**The problem:**
Turn the lines from the one containing "time-tick: 22 (1332, 331, 1348, 347)" through the one containing "time-tick: 09 (552, 331, 568, 347)", both ends included, into a JSON list of strings with one string per line and blank lines left out.

**Information given:**
◇ ◇ ◇ ◇ ◇

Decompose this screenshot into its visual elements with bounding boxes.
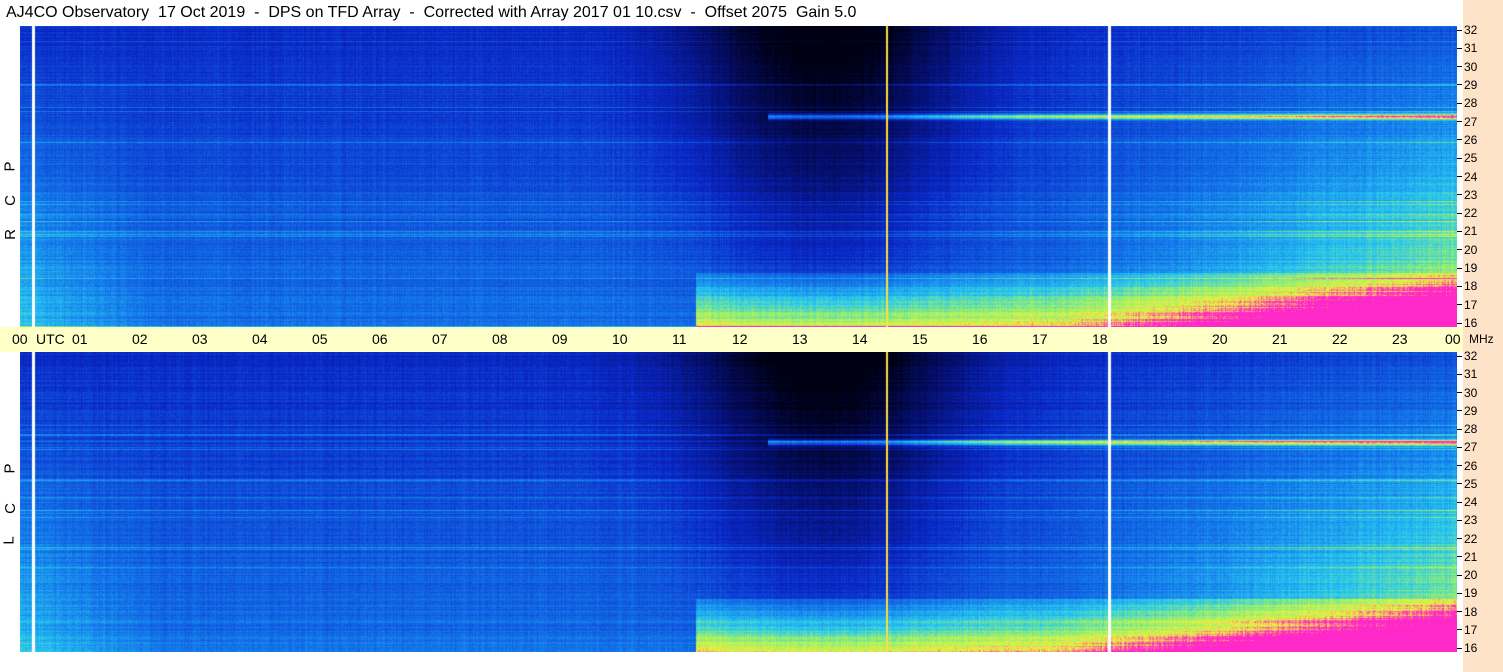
time-tick: 22 (1332, 331, 1348, 347)
frequency-tick: 23 (1457, 513, 1477, 527)
frequency-tick: 25 (1457, 151, 1477, 165)
time-tick: 01 (72, 331, 88, 347)
frequency-tick: 18 (1457, 605, 1477, 619)
rcp-spectrogram (20, 26, 1457, 327)
time-tick: 06 (372, 331, 388, 347)
frequency-tick: 27 (1457, 440, 1477, 454)
mhz-unit-label: MHz (1469, 332, 1494, 346)
lcp-spectrogram (20, 352, 1457, 652)
frequency-tick: 31 (1457, 41, 1477, 55)
frequency-tick: 31 (1457, 367, 1477, 381)
frequency-tick: 32 (1457, 23, 1477, 37)
time-tick: 00 (1445, 331, 1461, 347)
frequency-tick: 19 (1457, 261, 1477, 275)
frequency-tick: 25 (1457, 477, 1477, 491)
rcp-letter-1: P (1, 161, 19, 172)
time-tick: 10 (612, 331, 628, 347)
frequency-tick: 28 (1457, 96, 1477, 110)
time-tick: 16 (972, 331, 988, 347)
frequency-tick: 29 (1457, 78, 1477, 92)
lcp-letter-2: C (1, 503, 19, 514)
time-tick: 00 (12, 331, 28, 347)
frequency-tick: 24 (1457, 170, 1477, 184)
frequency-tick: 21 (1457, 550, 1477, 564)
lcp-spectrogram-canvas (20, 352, 1457, 652)
time-tick: 11 (672, 331, 687, 347)
frequency-tick: 28 (1457, 422, 1477, 436)
rcp-letter-3: R (1, 229, 19, 240)
time-tick: 23 (1392, 331, 1408, 347)
time-tick: 04 (252, 331, 268, 347)
time-tick: 03 (192, 331, 208, 347)
time-tick: 15 (912, 331, 928, 347)
time-axis-bar: UTC 00 01 02 03 04 05 06 07 08 09 10 11 12 13 14 15 16 17… (0, 327, 1463, 352)
frequency-tick: 17 (1457, 298, 1477, 312)
frequency-tick: 30 (1457, 60, 1477, 74)
time-tick: 19 (1152, 331, 1168, 347)
frequency-tick: 20 (1457, 243, 1477, 257)
time-tick: 18 (1092, 331, 1108, 347)
frequency-tick: 22 (1457, 532, 1477, 546)
frequency-tick: 17 (1457, 623, 1477, 637)
time-tick: 20 (1212, 331, 1228, 347)
time-tick: 17 (1032, 331, 1048, 347)
frequency-tick: 32 (1457, 349, 1477, 363)
lcp-letter-1: P (1, 463, 19, 474)
frequency-tick: 16 (1457, 641, 1477, 655)
time-tick: 09 (552, 331, 568, 347)
lcp-frequency-axis: 32 31 30 29 28 27 26 25 24 23 22 21 20 19 18 17 16 (1457, 349, 1503, 655)
frequency-tick: 20 (1457, 568, 1477, 582)
frequency-tick: 24 (1457, 495, 1477, 509)
time-tick: 21 (1272, 331, 1288, 347)
rcp-spectrogram-canvas (20, 26, 1457, 327)
window-title: AJ4CO Observatory 17 Oct 2019 - DPS on T… (0, 0, 1463, 26)
lcp-polarization-label: P C L (0, 352, 20, 652)
frequency-tick: 26 (1457, 459, 1477, 473)
rcp-frequency-axis: 32 31 30 29 28 27 26 25 24 23 22 21 20 19 18 17 16 (1457, 23, 1503, 330)
time-tick: 12 (732, 331, 748, 347)
time-tick: 05 (312, 331, 328, 347)
frequency-tick: 18 (1457, 279, 1477, 293)
utc-unit-label: UTC (36, 331, 65, 347)
frequency-tick: 26 (1457, 133, 1477, 147)
time-tick: 14 (852, 331, 868, 347)
frequency-tick: 30 (1457, 386, 1477, 400)
lcp-letter-3: L (0, 536, 18, 545)
frequency-tick: 23 (1457, 188, 1477, 202)
frequency-tick: 29 (1457, 404, 1477, 418)
frequency-tick: 19 (1457, 586, 1477, 600)
title-text: AJ4CO Observatory 17 Oct 2019 - DPS on T… (6, 4, 857, 21)
rcp-letter-2: C (1, 195, 19, 206)
time-tick: 13 (792, 331, 808, 347)
frequency-tick: 21 (1457, 224, 1477, 238)
time-tick: 07 (432, 331, 448, 347)
time-tick: 02 (132, 331, 148, 347)
time-tick: 08 (492, 331, 508, 347)
frequency-tick: 27 (1457, 115, 1477, 129)
frequency-tick: 22 (1457, 206, 1477, 220)
rcp-polarization-label: P C R (0, 26, 20, 327)
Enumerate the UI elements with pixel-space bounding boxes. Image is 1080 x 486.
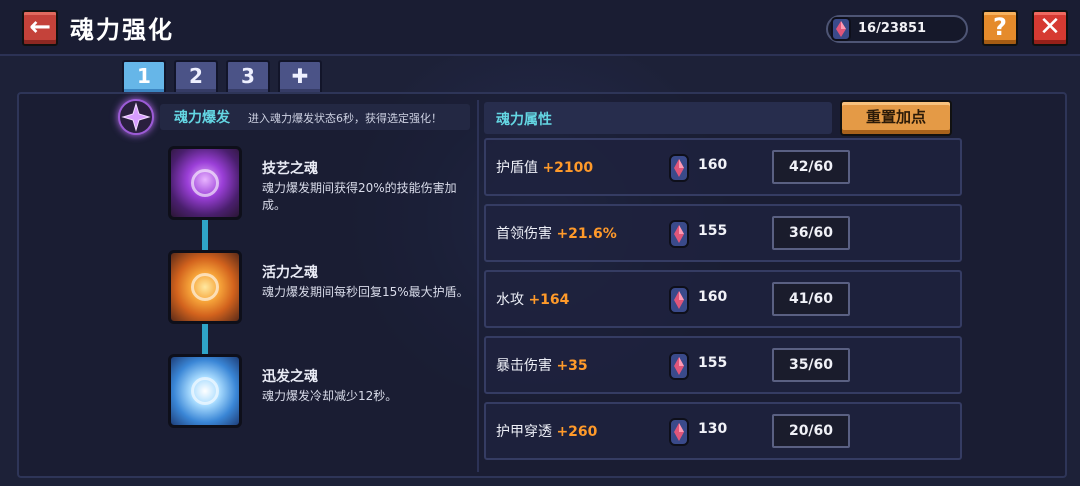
soul-connector	[202, 324, 208, 356]
soul-description: 魂力爆发冷却减少12秒。	[262, 389, 398, 403]
page-title: 魂力强化	[70, 16, 174, 44]
attribute-row[interactable]: 暴击伤害 +35 155 35/60	[484, 336, 962, 394]
add-tab-button[interactable]: ✚	[278, 60, 322, 92]
close-icon: ✕	[1039, 12, 1061, 42]
soul-name: 活力之魂	[262, 265, 318, 281]
attribute-name: 水攻	[496, 292, 524, 308]
attribute-row[interactable]: 护盾值 +2100 160 42/60	[484, 138, 962, 196]
skill-soul-icon[interactable]	[168, 146, 242, 220]
soul-gem-icon	[831, 17, 851, 41]
attribute-bonus: +21.6%	[556, 226, 617, 242]
soul-currency-display: 16/23851	[826, 15, 968, 43]
soul-burst-icon	[118, 99, 154, 135]
top-bar: ← 魂力强化 16/23851 ? ✕	[0, 0, 1080, 56]
tab-1[interactable]: 1	[122, 60, 166, 92]
question-mark-icon: ?	[993, 13, 1007, 41]
attribute-name: 暴击伤害	[496, 358, 552, 374]
attribute-bonus: +35	[556, 358, 588, 374]
star-burst-icon	[121, 102, 151, 132]
attribute-level[interactable]: 36/60	[772, 216, 850, 250]
attribute-name: 护盾值	[496, 160, 538, 176]
soul-burst-description: 进入魂力爆发状态6秒，获得选定强化！	[248, 112, 442, 125]
soul-name: 迅发之魂	[262, 369, 318, 385]
attribute-cost: 160	[698, 157, 728, 173]
attribute-cost: 155	[698, 355, 728, 371]
tab-3[interactable]: 3	[226, 60, 270, 92]
column-divider	[477, 100, 479, 472]
soul-gem-icon	[669, 154, 689, 182]
attribute-cost: 155	[698, 223, 728, 239]
soul-gem-icon	[669, 286, 689, 314]
reset-points-button[interactable]: 重置加点	[840, 100, 952, 136]
attribute-level[interactable]: 41/60	[772, 282, 850, 316]
close-button[interactable]: ✕	[1032, 10, 1068, 46]
tab-2[interactable]: 2	[174, 60, 218, 92]
attribute-level[interactable]: 20/60	[772, 414, 850, 448]
vitality-soul-icon[interactable]	[168, 250, 242, 324]
help-button[interactable]: ?	[982, 10, 1018, 46]
attribute-bonus: +164	[528, 292, 570, 308]
currency-amount: 16/23851	[858, 21, 927, 36]
back-arrow-icon: ←	[29, 12, 51, 42]
attribute-row[interactable]: 首领伤害 +21.6% 155 36/60	[484, 204, 962, 262]
attributes-title: 魂力属性	[496, 112, 552, 128]
back-button[interactable]: ←	[22, 10, 58, 46]
attribute-level[interactable]: 35/60	[772, 348, 850, 382]
attributes-header: 魂力属性	[484, 102, 832, 134]
soul-gem-icon	[669, 220, 689, 248]
soul-description: 魂力爆发期间每秒回复15%最大护盾。	[262, 285, 469, 299]
attribute-name: 首领伤害	[496, 226, 552, 242]
soul-connector	[202, 220, 208, 252]
attribute-cost: 160	[698, 289, 728, 305]
soul-name: 技艺之魂	[262, 161, 318, 177]
attribute-row[interactable]: 护甲穿透 +260 130 20/60	[484, 402, 962, 460]
attribute-cost: 130	[698, 421, 728, 437]
soul-burst-header: 魂力爆发 进入魂力爆发状态6秒，获得选定强化！	[160, 104, 470, 130]
attribute-level[interactable]: 42/60	[772, 150, 850, 184]
attribute-row[interactable]: 水攻 +164 160 41/60	[484, 270, 962, 328]
soul-burst-title: 魂力爆发	[174, 110, 230, 126]
swift-soul-icon[interactable]	[168, 354, 242, 428]
soul-description: 魂力爆发期间获得20%的技能伤害加成。	[262, 181, 457, 212]
soul-gem-icon	[669, 418, 689, 446]
attribute-name: 护甲穿透	[496, 424, 552, 440]
attribute-bonus: +2100	[542, 160, 594, 176]
soul-gem-icon	[669, 352, 689, 380]
attribute-bonus: +260	[556, 424, 598, 440]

◇ ◇ ◇ ◇ ◇

**Answer to the problem:**
[
  "time-tick: 22 (1332, 331, 1348, 347)",
  "frequency-tick: 23 (1457, 513, 1477, 527)",
  "frequency-tick: 25 (1457, 151, 1477, 165)",
  "time-tick: 01 (72, 331, 88, 347)",
  "frequency-tick: 18 (1457, 605, 1477, 619)",
  "rcp-spectrogram (20, 26, 1457, 327)",
  "time-tick: 06 (372, 331, 388, 347)",
  "frequency-tick: 27 (1457, 440, 1477, 454)",
  "mhz-unit-label: MHz (1469, 332, 1494, 346)",
  "lcp-spectrogram (20, 352, 1457, 652)",
  "frequency-tick: 31 (1457, 41, 1477, 55)",
  "frequency-tick: 31 (1457, 367, 1477, 381)",
  "frequency-tick: 32 (1457, 23, 1477, 37)",
  "time-tick: 00 (1445, 331, 1461, 347)",
  "frequency-tick: 19 (1457, 261, 1477, 275)",
  "frequency-tick: 25 (1457, 477, 1477, 491)",
  "rcp-letter-1: P (1, 161, 19, 172)",
  "time-tick: 10 (612, 331, 628, 347)",
  "frequency-tick: 28 (1457, 96, 1477, 110)",
  "time-tick: 16 (972, 331, 988, 347)",
  "frequency-tick: 29 (1457, 78, 1477, 92)",
  "lcp-letter-2: C (1, 503, 19, 514)",
  "time-tick: 00 (12, 331, 28, 347)",
  "frequency-tick: 24 (1457, 170, 1477, 184)",
  "frequency-tick: 21 (1457, 550, 1477, 564)",
  "lcp-spectrogram-canvas (20, 352, 1457, 652)",
  "time-tick: 11 (672, 331, 687, 347)",
  "frequency-tick: 28 (1457, 422, 1477, 436)",
  "rcp-letter-3: R (1, 229, 19, 240)",
  "time-tick: 23 (1392, 331, 1408, 347)",
  "time-tick: 04 (252, 331, 268, 347)",
  "time-tick: 03 (192, 331, 208, 347)",
  "time-tick: 15 (912, 331, 928, 347)",
  "time-axis-bar: UTC 00 01 02 03 04 05 06 07 08 09 10 11 12 13 14 15 16 17… (0, 327, 1463, 352)",
  "frequency-tick: 17 (1457, 298, 1477, 312)",
  "frequency-tick: 30 (1457, 60, 1477, 74)",
  "time-tick: 19 (1152, 331, 1168, 347)",
  "frequency-tick: 20 (1457, 243, 1477, 257)",
  "time-tick: 18 (1092, 331, 1108, 347)",
  "frequency-tick: 22 (1457, 532, 1477, 546)",
  "frequency-tick: 17 (1457, 623, 1477, 637)",
  "time-tick: 20 (1212, 331, 1228, 347)",
  "time-tick: 17 (1032, 331, 1048, 347)",
  "frequency-tick: 32 (1457, 349, 1477, 363)",
  "lcp-letter-1: P (1, 463, 19, 474)",
  "frequency-tick: 16 (1457, 641, 1477, 655)",
  "time-tick: 09 (552, 331, 568, 347)"
]